● Source:
══════
Imagine a world where the imaginations of law professors are set free. The law school exam universe is filled with outlandish hypotheticals, but even the most unrealistic scenario is still designed to allow for legal analysis. So a military defense contractor using a taser on an eggshell extraterrestrial being in Antarctica, while far-fetched, could still be rationally analyzed under the right legal frameworks. For instance, consider the following issues that could be packed into such a hypothetical:
- Constitutional Law: state action doctrine, due process, extraterritorial jurisdiction, standing;
- Criminal Law: assault/battery, self-defense, intent;
- Property Law: trespass, adverse possession;
- Torts: negligence, intentional torts, infliction of emotional distress, respondeat superior, damages;
- Civil Procedure: personal jurisdiction, subject matter jurisdiction, venue, service of process, expert witnesses; and
- Contracts: breach of contract, disclaimers and releases, scope of contractual liability to third parties.
Along with course outlines, law school practice exams are a great tool for any law student. They not only acquaint you with the dark recesses of your professor's mind but also, more importantly, her grading methods. When utilized throughout the duration of a course, practice exams can also serve as helpful learning aids for complicated legal concepts.
Where Can I Find Law School Practice Exams?
══════
Records from a data collection:
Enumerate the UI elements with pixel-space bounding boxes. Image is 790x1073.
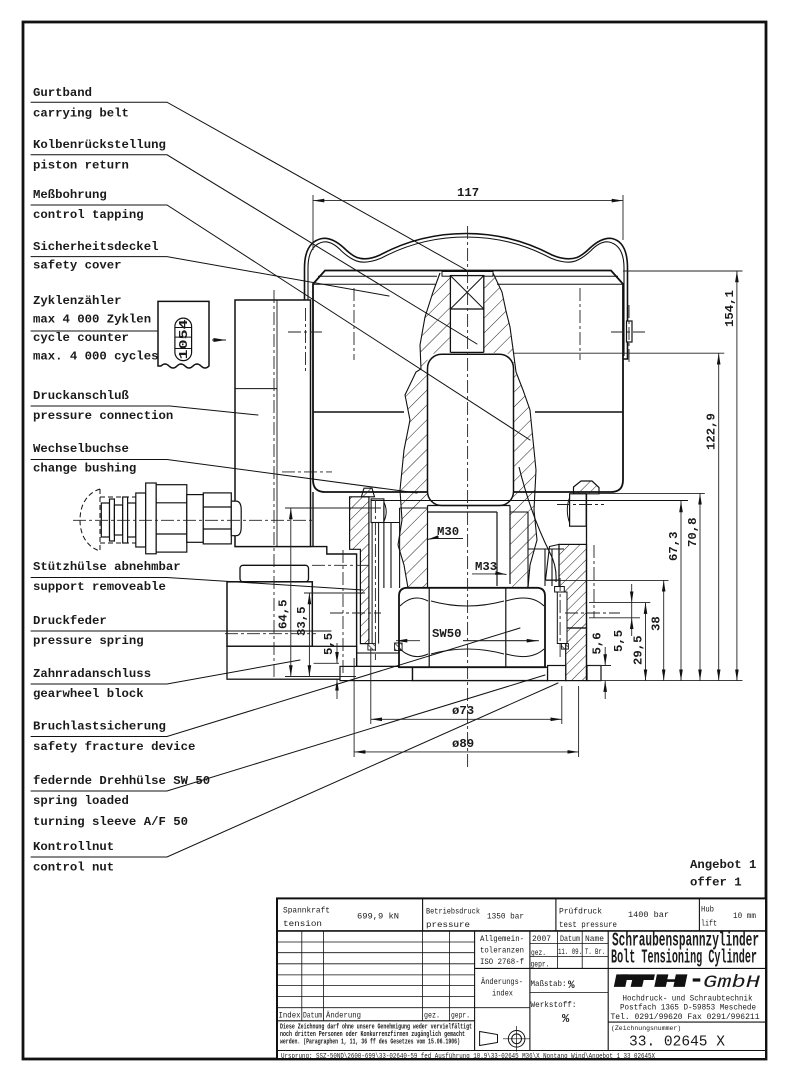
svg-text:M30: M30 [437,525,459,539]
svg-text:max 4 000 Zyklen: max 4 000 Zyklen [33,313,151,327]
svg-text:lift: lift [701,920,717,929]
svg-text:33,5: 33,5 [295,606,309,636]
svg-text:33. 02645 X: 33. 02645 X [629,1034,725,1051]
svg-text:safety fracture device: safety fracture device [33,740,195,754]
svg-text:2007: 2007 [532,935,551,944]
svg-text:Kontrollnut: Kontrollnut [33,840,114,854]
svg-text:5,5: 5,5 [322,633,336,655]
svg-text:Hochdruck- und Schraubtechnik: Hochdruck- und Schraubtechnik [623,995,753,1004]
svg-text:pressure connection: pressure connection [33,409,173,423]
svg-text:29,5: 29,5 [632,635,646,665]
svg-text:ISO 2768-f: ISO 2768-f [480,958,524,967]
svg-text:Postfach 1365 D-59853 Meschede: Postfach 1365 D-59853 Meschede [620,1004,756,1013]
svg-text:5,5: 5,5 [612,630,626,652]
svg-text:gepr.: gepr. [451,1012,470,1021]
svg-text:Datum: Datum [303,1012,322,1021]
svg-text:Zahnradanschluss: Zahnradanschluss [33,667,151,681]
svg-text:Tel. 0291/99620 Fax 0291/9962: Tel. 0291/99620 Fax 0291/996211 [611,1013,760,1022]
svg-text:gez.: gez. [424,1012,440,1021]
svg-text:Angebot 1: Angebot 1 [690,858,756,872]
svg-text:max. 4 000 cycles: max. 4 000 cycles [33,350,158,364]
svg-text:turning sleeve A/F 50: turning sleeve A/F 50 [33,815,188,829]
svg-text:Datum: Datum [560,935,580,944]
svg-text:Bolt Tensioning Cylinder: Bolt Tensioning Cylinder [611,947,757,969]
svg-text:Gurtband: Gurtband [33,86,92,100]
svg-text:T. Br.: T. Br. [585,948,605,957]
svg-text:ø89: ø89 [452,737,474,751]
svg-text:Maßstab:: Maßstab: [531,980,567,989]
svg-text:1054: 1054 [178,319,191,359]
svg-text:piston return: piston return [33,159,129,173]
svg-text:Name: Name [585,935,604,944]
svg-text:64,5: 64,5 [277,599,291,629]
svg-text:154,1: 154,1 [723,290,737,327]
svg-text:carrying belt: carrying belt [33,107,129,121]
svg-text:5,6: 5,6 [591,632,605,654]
══════
● Given problem A:
Answer these questions about the passage on law school exams:
(i) In what location does the hypothetical taser incident with the extraterrestrial being take place?
(ii) Under which area of law does the passage list adverse possession?
(iii) According to the passage, what is the more important thing practice exams acquaint you with besides your professor's mind?
● Given problem B:
Carry on the passage on law school exams, starting after its final heading.

● Exercise answer A:
(i) Antarctica
(ii) Property Law
(iii) Her grading methods

● Exercise answer B:
Many law schools maintain a database of past exams for their students' use, sometimes with their library resources and sometimes on a professor's own website. However, these databases often require a student login to access. Some law schools provide practice exams for public use, such as those listed below:
- Catholic University Law School
- Gonzaga Law School
- Harvard Law School
- U.C. Hastings College of the Law
- University of Dayton School of Law
- Wake Forrest School of Law
Ideally, you'll want to use practice exams from your specific professors as these can better prepare you for their finals. However, if none are available, you can always search for practice exams from professors who teach the same class. If all else fails, there are general practice exams and sample answers available online. If you're going to invest in a bar preparation course while still in law school, like BarBri, Kaplan or Themis, many also offer practice exams and other resources while you're still in law school.
Other possible sources for practice exams, which can also give you an early taste of the bar exam, are state bar websites. The State Bar of California, for example, contains an archive of past exam questions.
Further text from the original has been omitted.